====== Data entries

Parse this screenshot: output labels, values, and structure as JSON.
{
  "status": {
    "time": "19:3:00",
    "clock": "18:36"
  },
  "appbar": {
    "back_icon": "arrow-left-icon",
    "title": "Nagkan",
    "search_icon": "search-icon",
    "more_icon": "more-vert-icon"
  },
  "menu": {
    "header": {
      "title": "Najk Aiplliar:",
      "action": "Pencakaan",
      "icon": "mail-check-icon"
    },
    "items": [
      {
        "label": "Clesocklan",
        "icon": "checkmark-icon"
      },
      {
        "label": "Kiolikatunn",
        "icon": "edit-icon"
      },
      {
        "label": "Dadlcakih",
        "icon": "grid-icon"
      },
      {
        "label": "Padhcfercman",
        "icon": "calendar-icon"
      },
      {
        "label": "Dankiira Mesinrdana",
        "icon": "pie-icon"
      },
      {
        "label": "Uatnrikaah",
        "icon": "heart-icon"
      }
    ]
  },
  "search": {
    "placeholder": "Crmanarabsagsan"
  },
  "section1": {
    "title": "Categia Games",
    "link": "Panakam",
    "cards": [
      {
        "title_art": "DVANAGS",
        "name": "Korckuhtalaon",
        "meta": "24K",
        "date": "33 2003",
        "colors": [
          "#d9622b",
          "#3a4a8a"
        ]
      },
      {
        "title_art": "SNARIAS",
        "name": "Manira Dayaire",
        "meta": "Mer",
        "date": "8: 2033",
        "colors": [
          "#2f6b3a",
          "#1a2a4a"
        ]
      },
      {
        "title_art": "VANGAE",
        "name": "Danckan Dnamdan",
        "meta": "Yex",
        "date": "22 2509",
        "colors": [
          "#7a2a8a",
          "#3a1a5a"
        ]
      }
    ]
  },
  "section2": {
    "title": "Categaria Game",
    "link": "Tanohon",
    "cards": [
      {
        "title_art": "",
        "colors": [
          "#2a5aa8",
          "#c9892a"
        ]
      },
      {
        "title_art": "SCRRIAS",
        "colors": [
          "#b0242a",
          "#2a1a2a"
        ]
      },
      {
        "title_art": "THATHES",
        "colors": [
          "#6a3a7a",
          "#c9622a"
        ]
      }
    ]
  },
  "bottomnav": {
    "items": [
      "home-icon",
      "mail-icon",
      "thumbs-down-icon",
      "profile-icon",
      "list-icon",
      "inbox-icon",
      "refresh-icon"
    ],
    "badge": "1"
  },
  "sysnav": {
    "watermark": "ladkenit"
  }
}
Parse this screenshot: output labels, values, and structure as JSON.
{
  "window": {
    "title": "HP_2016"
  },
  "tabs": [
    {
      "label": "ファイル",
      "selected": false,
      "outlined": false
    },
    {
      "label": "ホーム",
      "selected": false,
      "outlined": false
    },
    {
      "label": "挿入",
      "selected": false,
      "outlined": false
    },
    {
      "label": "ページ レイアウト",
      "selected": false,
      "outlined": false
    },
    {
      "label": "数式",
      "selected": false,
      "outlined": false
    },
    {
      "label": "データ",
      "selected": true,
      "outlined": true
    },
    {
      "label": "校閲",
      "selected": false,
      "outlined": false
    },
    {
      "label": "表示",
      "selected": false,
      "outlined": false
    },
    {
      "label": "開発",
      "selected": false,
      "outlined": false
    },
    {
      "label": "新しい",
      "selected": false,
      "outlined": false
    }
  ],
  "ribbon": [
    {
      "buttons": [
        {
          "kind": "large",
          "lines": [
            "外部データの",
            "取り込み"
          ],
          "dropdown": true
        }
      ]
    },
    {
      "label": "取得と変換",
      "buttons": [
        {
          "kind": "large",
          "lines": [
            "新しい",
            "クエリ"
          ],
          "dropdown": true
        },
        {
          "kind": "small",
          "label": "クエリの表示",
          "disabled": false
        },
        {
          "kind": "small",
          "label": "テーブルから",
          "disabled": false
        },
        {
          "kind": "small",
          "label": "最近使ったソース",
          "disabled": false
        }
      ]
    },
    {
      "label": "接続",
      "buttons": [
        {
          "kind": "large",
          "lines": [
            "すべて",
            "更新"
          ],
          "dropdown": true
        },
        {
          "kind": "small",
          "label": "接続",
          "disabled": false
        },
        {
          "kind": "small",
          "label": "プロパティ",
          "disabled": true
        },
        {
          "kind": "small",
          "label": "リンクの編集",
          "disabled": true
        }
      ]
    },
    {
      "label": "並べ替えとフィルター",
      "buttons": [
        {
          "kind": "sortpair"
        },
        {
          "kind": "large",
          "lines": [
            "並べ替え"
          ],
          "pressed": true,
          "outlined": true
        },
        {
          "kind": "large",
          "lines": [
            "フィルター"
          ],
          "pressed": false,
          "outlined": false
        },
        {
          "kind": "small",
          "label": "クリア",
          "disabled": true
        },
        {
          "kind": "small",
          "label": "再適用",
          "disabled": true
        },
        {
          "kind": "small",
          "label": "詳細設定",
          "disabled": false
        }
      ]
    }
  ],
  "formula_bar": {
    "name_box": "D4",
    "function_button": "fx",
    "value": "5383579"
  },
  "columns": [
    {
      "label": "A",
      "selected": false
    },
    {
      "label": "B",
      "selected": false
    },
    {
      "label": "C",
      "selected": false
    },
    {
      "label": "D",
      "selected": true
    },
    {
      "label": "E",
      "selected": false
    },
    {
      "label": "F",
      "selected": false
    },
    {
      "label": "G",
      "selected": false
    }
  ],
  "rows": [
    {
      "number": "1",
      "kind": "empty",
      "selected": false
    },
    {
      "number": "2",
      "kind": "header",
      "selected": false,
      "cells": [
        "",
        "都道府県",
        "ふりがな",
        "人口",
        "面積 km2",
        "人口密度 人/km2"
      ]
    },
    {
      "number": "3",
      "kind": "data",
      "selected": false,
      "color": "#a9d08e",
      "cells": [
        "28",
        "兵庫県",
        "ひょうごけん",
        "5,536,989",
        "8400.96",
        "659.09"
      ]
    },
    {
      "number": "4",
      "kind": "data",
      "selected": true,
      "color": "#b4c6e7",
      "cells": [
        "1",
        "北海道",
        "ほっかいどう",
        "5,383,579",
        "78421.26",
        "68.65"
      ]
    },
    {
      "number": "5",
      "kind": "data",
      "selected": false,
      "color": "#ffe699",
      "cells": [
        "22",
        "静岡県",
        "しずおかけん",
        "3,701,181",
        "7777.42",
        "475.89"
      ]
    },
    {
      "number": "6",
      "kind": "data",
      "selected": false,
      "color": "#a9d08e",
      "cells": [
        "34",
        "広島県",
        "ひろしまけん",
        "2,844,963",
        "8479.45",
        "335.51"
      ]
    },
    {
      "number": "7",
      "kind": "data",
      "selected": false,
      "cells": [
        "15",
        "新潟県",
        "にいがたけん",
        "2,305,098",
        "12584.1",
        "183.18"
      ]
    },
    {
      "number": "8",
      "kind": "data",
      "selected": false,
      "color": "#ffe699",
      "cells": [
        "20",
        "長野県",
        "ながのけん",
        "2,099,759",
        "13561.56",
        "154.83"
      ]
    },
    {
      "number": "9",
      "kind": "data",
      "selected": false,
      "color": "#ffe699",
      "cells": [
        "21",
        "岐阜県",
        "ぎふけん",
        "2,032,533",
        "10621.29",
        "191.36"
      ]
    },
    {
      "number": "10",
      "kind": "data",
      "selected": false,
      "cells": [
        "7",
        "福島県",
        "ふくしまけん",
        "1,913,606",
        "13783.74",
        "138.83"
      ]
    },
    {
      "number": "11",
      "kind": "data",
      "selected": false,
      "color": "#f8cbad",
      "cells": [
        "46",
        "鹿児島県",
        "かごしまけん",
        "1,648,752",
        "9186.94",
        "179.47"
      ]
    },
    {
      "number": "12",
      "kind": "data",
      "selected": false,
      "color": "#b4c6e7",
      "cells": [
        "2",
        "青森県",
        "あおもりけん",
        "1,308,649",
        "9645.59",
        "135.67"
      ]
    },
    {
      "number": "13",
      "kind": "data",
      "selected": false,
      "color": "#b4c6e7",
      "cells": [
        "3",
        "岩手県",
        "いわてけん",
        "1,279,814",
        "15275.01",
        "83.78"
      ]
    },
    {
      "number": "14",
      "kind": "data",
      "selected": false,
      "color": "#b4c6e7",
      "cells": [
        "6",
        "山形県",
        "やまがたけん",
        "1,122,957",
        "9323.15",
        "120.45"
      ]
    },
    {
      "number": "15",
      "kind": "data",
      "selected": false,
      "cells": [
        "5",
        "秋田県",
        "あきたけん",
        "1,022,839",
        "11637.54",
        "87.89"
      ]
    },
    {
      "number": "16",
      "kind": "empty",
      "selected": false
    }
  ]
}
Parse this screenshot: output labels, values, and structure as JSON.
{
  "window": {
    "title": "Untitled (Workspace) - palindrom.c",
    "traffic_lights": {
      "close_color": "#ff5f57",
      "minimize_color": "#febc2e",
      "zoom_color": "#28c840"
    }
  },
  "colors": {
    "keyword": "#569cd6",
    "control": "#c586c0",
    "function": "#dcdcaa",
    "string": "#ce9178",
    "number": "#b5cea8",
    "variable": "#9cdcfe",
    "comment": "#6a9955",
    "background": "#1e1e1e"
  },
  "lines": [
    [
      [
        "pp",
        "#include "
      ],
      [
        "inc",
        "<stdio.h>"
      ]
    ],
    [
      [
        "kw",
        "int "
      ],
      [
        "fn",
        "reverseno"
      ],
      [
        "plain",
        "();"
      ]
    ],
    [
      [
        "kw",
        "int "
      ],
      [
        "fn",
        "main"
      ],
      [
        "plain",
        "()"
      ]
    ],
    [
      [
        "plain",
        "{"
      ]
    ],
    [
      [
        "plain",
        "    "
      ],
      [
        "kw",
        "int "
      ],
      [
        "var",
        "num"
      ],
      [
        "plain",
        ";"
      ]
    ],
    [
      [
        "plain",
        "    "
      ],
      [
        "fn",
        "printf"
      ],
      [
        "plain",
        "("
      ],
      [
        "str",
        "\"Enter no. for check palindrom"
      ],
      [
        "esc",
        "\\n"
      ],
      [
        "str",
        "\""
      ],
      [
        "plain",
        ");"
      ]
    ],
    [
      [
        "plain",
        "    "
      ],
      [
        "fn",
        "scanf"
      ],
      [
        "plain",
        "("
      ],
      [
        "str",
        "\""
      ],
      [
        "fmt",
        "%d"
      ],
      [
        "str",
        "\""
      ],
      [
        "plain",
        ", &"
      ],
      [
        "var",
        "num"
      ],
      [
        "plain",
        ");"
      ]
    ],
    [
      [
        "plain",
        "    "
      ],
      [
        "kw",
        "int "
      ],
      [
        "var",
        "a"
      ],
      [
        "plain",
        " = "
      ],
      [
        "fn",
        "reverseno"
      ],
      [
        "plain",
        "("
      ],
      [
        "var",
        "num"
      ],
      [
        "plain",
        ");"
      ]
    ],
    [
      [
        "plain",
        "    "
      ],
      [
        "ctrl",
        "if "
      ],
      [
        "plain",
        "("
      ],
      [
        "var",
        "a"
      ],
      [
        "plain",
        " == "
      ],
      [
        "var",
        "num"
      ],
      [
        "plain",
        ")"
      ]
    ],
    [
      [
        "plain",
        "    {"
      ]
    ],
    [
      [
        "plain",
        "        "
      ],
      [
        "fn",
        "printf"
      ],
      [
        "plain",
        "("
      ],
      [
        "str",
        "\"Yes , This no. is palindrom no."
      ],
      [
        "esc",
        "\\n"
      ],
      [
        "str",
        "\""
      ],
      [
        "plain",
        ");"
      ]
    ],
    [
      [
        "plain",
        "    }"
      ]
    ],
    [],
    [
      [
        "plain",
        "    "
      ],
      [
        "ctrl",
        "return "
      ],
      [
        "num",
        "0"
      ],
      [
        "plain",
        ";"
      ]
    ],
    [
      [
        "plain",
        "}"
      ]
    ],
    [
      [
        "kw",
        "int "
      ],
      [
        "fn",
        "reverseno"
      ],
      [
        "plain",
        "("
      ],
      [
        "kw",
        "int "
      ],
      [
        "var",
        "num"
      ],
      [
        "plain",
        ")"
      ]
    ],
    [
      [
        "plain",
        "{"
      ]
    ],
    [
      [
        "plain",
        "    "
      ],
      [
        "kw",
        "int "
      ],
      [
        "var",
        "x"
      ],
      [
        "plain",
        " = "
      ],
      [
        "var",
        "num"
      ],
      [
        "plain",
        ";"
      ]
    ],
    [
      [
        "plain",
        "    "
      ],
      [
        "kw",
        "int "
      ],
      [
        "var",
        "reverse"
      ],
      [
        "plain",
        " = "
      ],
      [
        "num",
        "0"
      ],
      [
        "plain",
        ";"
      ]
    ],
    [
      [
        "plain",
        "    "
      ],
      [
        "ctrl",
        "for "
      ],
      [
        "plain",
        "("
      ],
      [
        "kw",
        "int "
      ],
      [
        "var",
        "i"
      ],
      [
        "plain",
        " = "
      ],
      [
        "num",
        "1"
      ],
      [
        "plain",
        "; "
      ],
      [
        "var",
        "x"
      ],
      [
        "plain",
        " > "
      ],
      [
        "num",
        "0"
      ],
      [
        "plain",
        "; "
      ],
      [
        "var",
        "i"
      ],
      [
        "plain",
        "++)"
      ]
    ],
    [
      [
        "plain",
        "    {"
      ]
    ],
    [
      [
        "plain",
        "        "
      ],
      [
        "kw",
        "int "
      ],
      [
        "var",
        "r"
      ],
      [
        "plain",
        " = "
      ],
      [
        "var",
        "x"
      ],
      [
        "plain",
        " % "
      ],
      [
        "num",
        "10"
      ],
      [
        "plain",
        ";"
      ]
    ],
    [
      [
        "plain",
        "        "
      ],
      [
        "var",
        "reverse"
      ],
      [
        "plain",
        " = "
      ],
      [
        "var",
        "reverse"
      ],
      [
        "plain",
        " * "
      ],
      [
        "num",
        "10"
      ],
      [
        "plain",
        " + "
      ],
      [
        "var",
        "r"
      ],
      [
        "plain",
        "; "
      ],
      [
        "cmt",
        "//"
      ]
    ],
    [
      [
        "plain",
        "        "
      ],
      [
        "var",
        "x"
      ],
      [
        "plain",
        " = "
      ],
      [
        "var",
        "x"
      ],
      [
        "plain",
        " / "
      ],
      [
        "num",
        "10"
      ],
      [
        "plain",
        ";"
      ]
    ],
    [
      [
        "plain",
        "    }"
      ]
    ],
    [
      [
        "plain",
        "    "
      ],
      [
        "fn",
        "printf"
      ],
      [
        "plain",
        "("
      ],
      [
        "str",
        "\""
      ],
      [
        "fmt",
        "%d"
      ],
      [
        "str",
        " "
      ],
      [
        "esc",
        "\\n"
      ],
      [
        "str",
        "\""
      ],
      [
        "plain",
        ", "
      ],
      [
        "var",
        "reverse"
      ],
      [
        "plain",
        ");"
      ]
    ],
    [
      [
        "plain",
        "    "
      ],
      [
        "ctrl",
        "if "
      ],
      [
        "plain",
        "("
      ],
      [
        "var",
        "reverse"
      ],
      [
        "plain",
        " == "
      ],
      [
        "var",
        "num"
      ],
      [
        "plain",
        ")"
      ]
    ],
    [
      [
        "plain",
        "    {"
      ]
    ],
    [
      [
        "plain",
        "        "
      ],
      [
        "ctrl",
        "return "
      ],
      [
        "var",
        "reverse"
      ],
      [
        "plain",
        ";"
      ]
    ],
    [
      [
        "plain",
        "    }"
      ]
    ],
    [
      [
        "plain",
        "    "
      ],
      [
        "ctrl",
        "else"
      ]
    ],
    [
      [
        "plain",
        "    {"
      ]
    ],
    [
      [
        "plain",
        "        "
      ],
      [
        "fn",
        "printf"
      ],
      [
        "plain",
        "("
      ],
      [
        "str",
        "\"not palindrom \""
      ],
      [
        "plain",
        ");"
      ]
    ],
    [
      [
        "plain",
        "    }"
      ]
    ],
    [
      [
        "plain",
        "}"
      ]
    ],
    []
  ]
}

============

◆ Stated task:
Note how many lines in the listing above hold the string "palindrom", then give only that figure.

◆ Exercise output:
4